Record set:
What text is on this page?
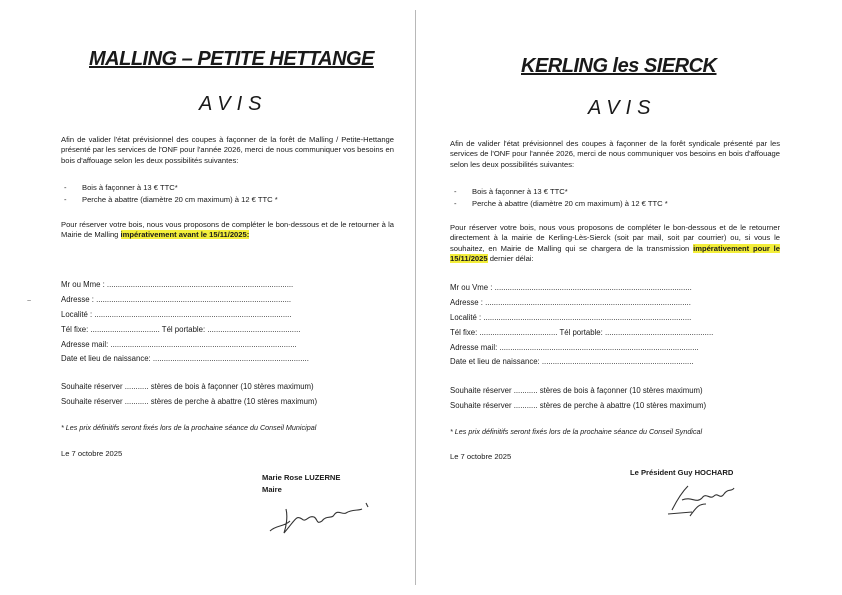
MALLING – PETITE HETTANGE
AVIS
Afin de valider l'état prévisionnel des coupes à façonner de la forêt de Malling / Petite-Hettange présenté par les services de l'ONF pour l'année 2026, merci de nous communiquer vos besoins en bois d'affouage selon les deux possibilités suivantes:
- Bois à façonner à 13 € TTC*
- Perche à abattre (diamètre 20 cm maximum) à 12 € TTC *
Pour réserver votre bois, nous vous proposons de compléter le bon-dessous et de le retourner à la Mairie de Malling impérativement avant le 15/11/2025:
Mr ou Mme : ......................................................................................
Adresse : ..........................................................................................
Localité : ...........................................................................................
Tél fixe: ................................ Tél portable: ...........................................
Adresse mail: ......................................................................................
Date et lieu de naissance: ........................................................................
Souhaite réserver ........... stères de bois à façonner (10 stères maximum)
Souhaite réserver ........... stères de perche à abattre (10 stères maximum)
* Les prix définitifs seront fixés lors de la prochaine séance du Conseil Municipal
Le 7 octobre 2025
Marie Rose LUZERNE
Maire
~
KERLING les SIERCK
AVIS
Afin de valider l'état prévisionnel des coupes à façonner de la forêt syndicale présenté par les services de l'ONF pour l'année 2026, merci de nous communiquer vos besoins en bois d'affouage selon les deux possibilités suivantes:
- Bois à façonner à 13 € TTC*
- Perche à abattre (diamètre 20 cm maximum) à 12 € TTC *
Pour réserver votre bois, nous vous proposons de compléter le bon-dessous et de le retourner directement à la mairie de Kerling-Lès-Sierck (soit par mail, soit par courrier) ou, si vous le souhaitez, en Mairie de Malling qui se chargera de la transmission impérativement pour le 15/11/2025 dernier délai:
Mr ou Vme : ...........................................................................................
Adresse : ...............................................................................................
Localité : ................................................................................................
Tél fixe: .................................... Tél portable: ..................................................
Adresse mail: ............................................................................................
Date et lieu de naissance: ......................................................................
Souhaite réserver ........... stères de bois à façonner (10 stères maximum)
Souhaite réserver ........... stères de perche à abattre (10 stères maximum)
* Les prix définitifs seront fixés lors de la prochaine séance du Conseil Syndical
Le 7 octobre 2025
Le Président Guy HOCHARD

Required task: Counting only lines of the data above that hold "Afin", report the total and nothing else.

Written solution: 2